**Job**
Return the records in full, exactly as given.

(Data excerpts)
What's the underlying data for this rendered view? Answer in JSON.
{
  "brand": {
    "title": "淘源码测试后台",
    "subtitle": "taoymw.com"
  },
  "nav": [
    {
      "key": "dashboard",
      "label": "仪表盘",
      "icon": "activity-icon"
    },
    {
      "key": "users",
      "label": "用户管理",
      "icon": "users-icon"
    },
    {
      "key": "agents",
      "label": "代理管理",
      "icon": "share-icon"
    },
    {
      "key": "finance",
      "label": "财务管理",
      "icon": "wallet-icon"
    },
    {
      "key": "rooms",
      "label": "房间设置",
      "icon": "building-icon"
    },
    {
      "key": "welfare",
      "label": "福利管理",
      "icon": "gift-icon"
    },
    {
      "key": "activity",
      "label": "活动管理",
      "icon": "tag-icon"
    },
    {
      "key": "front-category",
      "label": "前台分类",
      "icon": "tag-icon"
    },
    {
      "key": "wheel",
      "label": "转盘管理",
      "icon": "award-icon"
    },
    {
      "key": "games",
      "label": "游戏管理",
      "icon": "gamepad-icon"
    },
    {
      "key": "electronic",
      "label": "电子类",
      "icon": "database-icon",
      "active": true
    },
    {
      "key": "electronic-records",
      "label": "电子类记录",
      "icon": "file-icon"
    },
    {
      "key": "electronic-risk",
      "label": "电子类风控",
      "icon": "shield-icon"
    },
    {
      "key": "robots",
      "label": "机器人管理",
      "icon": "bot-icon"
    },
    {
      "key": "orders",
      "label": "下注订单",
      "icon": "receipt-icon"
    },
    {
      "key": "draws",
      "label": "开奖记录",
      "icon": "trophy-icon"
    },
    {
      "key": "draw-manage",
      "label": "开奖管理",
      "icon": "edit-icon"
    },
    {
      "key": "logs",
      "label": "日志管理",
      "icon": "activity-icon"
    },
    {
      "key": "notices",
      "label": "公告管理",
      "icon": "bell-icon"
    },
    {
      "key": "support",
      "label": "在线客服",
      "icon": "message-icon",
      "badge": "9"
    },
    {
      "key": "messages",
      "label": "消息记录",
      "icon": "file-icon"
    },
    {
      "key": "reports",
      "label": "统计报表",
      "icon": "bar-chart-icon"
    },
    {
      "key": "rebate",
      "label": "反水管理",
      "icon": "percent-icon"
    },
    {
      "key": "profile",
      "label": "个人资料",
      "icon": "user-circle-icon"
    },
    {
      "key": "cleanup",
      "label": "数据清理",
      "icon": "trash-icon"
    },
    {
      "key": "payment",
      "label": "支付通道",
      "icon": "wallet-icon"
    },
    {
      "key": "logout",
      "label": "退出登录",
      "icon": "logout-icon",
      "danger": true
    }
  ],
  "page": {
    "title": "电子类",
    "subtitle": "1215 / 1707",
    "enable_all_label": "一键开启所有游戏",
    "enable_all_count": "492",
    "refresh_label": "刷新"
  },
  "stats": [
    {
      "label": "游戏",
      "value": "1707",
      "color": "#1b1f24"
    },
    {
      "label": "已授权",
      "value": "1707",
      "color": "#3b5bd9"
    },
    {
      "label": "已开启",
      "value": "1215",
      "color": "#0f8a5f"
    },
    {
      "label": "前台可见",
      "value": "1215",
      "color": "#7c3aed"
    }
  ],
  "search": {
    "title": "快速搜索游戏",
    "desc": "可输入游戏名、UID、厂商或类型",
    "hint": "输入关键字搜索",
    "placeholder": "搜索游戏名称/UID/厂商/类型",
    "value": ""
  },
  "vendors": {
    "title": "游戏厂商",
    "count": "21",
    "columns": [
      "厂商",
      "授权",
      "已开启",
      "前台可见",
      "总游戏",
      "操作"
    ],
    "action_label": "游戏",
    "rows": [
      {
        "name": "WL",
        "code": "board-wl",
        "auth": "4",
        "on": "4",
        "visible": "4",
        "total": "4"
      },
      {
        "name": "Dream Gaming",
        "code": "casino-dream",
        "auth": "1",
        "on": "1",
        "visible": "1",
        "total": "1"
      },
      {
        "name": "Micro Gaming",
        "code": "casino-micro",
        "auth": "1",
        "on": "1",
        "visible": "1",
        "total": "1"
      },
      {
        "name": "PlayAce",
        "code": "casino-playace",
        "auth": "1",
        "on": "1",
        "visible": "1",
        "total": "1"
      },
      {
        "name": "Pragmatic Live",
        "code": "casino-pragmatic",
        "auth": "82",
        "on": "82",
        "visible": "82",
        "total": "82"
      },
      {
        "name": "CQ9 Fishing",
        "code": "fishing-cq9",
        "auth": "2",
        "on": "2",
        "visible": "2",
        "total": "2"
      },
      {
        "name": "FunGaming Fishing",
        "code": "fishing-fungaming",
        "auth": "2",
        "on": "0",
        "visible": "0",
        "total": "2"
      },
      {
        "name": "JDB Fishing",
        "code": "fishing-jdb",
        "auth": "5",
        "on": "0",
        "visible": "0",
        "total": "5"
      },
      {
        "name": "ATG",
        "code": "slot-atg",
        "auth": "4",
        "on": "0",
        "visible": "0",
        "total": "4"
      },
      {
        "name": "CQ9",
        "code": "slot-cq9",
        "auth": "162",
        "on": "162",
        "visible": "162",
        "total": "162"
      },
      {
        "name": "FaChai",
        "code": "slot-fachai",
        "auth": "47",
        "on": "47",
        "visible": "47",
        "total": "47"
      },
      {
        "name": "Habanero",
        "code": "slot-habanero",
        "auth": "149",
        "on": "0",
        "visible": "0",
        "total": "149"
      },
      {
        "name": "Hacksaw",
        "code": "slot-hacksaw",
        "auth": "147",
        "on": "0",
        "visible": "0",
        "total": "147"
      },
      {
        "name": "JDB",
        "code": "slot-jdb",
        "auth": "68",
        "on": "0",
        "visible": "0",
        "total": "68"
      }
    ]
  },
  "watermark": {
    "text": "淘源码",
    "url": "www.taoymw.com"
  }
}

**Solution for this problem**
What's the underlying data for this rendered view? Answer in JSON.
{
  "brand": {
    "title": "淘源码测试后台",
    "subtitle": "taoymw.com"
  },
  "nav": [
    {
      "key": "dashboard",
      "label": "仪表盘",
      "icon": "activity-icon"
    },
    {
      "key": "users",
      "label": "用户管理",
      "icon": "users-icon"
    },
    {
      "key": "agents",
      "label": "代理管理",
      "icon": "share-icon"
    },
    {
      "key": "finance",
      "label": "财务管理",
      "icon": "wallet-icon"
    },
    {
      "key": "rooms",
      "label": "房间设置",
      "icon": "building-icon"
    },
    {
      "key": "welfare",
      "label": "福利管理",
      "icon": "gift-icon"
    },
    {
      "key": "activity",
      "label": "活动管理",
      "icon": "tag-icon"
    },
    {
      "key": "front-category",
      "label": "前台分类",
      "icon": "tag-icon"
    },
    {
      "key": "wheel",
      "label": "转盘管理",
      "icon": "award-icon"
    },
    {
      "key": "games",
      "label": "游戏管理",
      "icon": "gamepad-icon"
    },
    {
      "key": "electronic",
      "label": "电子类",
      "icon": "database-icon",
      "active": true
    },
    {
      "key": "electronic-records",
      "label": "电子类记录",
      "icon": "file-icon"
    },
    {
      "key": "electronic-risk",
      "label": "电子类风控",
      "icon": "shield-icon"
    },
    {
      "key": "robots",
      "label": "机器人管理",
      "icon": "bot-icon"
    },
    {
      "key": "orders",
      "label": "下注订单",
      "icon": "receipt-icon"
    },
    {
      "key": "draws",
      "label": "开奖记录",
      "icon": "trophy-icon"
    },
    {
      "key": "draw-manage",
      "label": "开奖管理",
      "icon": "edit-icon"
    },
    {
      "key": "logs",
      "label": "日志管理",
      "icon": "activity-icon"
    },
    {
      "key": "notices",
      "label": "公告管理",
      "icon": "bell-icon"
    },
    {
      "key": "support",
      "label": "在线客服",
      "icon": "message-icon",
      "badge": "9"
    },
    {
      "key": "messages",
      "label": "消息记录",
      "icon": "file-icon"
    },
    {
      "key": "reports",
      "label": "统计报表",
      "icon": "bar-chart-icon"
    },
    {
      "key": "rebate",
      "label": "反水管理",
      "icon": "percent-icon"
    },
    {
      "key": "profile",
      "label": "个人资料",
      "icon": "user-circle-icon"
    },
    {
      "key": "cleanup",
      "label": "数据清理",
      "icon": "trash-icon"
    },
    {
      "key": "payment",
      "label": "支付通道",
      "icon": "wallet-icon"
    },
    {
      "key": "logout",
      "label": "退出登录",
      "icon": "logout-icon",
      "danger": true
    }
  ],
  "page": {
    "title": "电子类",
    "subtitle": "1215 / 1707",
    "enable_all_label": "一键开启所有游戏",
    "enable_all_count": "492",
    "refresh_label": "刷新"
  },
  "stats": [
    {
      "label": "游戏",
      "value": "1707",
      "color": "#1b1f24"
    },
    {
      "label": "已授权",
      "value": "1707",
      "color": "#3b5bd9"
    },
    {
      "label": "已开启",
      "value": "1215",
      "color": "#0f8a5f"
    },
    {
      "label": "前台可见",
      "value": "1215",
      "color": "#7c3aed"
    }
  ],
  "search": {
    "title": "快速搜索游戏",
    "desc": "可输入游戏名、UID、厂商或类型",
    "hint": "输入关键字搜索",
    "placeholder": "搜索游戏名称/UID/厂商/类型",
    "value": ""
  },
  "vendors": {
    "title": "游戏厂商",
    "count": "21",
    "columns": [
      "厂商",
      "授权",
      "已开启",
      "前台可见",
      "总游戏",
      "操作"
    ],
    "action_label": "游戏",
    "rows": [
      {
        "name": "WL",
        "code": "board-wl",
        "auth": "4",
        "on": "4",
        "visible": "4",
        "total": "4"
      },
      {
        "name": "Dream Gaming",
        "code": "casino-dream",
        "auth": "1",
        "on": "1",
        "visible": "1",
        "total": "1"
      },
      {
        "name": "Micro Gaming",
        "code": "casino-micro",
        "auth": "1",
        "on": "1",
        "visible": "1",
        "total": "1"
      },
      {
        "name": "PlayAce",
        "code": "casino-playace",
        "auth": "1",
        "on": "1",
        "visible": "1",
        "total": "1"
      },
      {
        "name": "Pragmatic Live",
        "code": "casino-pragmatic",
        "auth": "82",
        "on": "82",
        "visible": "82",
        "total": "82"
      },
      {
        "name": "CQ9 Fishing",
        "code": "fishing-cq9",
        "auth": "2",
        "on": "2",
        "visible": "2",
        "total": "2"
      },
      {
        "name": "FunGaming Fishing",
        "code": "fishing-fungaming",
        "auth": "2",
        "on": "0",
        "visible": "0",
        "total": "2"
      },
      {
        "name": "JDB Fishing",
        "code": "fishing-jdb",
        "auth": "5",
        "on": "0",
        "visible": "0",
        "total": "5"
      },
      {
        "name": "ATG",
        "code": "slot-atg",
        "auth": "4",
        "on": "0",
        "visible": "0",
        "total": "4"
      },
      {
        "name": "CQ9",
        "code": "slot-cq9",
        "auth": "162",
        "on": "162",
        "visible": "162",
        "total": "162"
      },
      {
        "name": "FaChai",
        "code": "slot-fachai",
        "auth": "47",
        "on": "47",
        "visible": "47",
        "total": "47"
      },
      {
        "name": "Habanero",
        "code": "slot-habanero",
        "auth": "149",
        "on": "0",
        "visible": "0",
        "total": "149"
      },
      {
        "name": "Hacksaw",
        "code": "slot-hacksaw",
        "auth": "147",
        "on": "0",
        "visible": "0",
        "total": "147"
      },
      {
        "name": "JDB",
        "code": "slot-jdb",
        "auth": "68",
        "on": "0",
        "visible": "0",
        "total": "68"
      }
    ]
  },
  "watermark": {
    "text": "淘源码",
    "url": "www.taoymw.com"
  }
}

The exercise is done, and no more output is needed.